>> BEGIN
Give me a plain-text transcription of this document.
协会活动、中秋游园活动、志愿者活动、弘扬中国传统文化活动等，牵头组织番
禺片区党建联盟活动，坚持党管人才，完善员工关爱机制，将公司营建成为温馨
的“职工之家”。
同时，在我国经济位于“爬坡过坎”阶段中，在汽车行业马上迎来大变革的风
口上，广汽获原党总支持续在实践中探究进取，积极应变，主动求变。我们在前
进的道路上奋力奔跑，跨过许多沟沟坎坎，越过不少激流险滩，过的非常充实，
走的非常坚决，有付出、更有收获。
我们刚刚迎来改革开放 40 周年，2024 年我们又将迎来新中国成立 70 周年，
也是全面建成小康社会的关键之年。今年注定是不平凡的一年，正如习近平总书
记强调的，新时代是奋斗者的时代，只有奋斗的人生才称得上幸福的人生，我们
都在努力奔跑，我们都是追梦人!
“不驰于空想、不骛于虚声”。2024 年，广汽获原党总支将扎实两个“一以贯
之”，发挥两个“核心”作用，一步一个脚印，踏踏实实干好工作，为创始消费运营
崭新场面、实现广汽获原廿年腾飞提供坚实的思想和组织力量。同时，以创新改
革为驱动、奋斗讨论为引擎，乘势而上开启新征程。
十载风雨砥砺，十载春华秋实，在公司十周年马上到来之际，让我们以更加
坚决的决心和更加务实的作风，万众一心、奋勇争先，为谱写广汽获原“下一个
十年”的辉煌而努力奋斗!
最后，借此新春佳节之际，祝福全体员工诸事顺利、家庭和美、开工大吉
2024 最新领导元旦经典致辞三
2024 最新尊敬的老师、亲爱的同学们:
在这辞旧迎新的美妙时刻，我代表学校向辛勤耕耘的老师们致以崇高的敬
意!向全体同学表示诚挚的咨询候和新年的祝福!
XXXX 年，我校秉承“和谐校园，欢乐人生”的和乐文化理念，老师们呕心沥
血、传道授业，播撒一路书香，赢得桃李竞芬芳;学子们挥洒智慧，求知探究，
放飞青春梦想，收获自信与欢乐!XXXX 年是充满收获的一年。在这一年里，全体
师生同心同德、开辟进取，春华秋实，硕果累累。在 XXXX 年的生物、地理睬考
>> END
>> BEGIN
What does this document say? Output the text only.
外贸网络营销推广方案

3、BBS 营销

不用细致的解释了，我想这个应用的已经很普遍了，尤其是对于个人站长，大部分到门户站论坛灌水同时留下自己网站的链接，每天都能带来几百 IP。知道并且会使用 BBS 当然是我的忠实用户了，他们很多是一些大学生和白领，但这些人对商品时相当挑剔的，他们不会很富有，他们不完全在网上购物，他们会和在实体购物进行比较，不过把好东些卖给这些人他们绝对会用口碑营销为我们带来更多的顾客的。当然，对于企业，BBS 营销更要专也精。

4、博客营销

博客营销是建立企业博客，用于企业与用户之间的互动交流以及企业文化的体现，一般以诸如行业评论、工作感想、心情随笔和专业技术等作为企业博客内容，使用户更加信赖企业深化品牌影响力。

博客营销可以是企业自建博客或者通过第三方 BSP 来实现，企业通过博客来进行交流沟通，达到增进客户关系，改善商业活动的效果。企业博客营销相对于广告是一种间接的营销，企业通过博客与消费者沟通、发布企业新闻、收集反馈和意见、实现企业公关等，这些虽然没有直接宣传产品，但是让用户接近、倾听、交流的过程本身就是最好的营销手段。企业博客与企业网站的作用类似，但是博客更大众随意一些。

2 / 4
>> END
EXERCISE REQUIREMENTS
From the listing above, copy every line that holds the string "XXXX".

TASK RESULT
XXXX 年，我校秉承“和谐校园，欢乐人生”的和乐文化理念，老师们呕心沥
放飞青春梦想，收获自信与欢乐!XXXX 年是充满收获的一年。在这一年里，全体
师生同心同德、开辟进取，春华秋实，硕果累累。在 XXXX 年的生物、地理睬考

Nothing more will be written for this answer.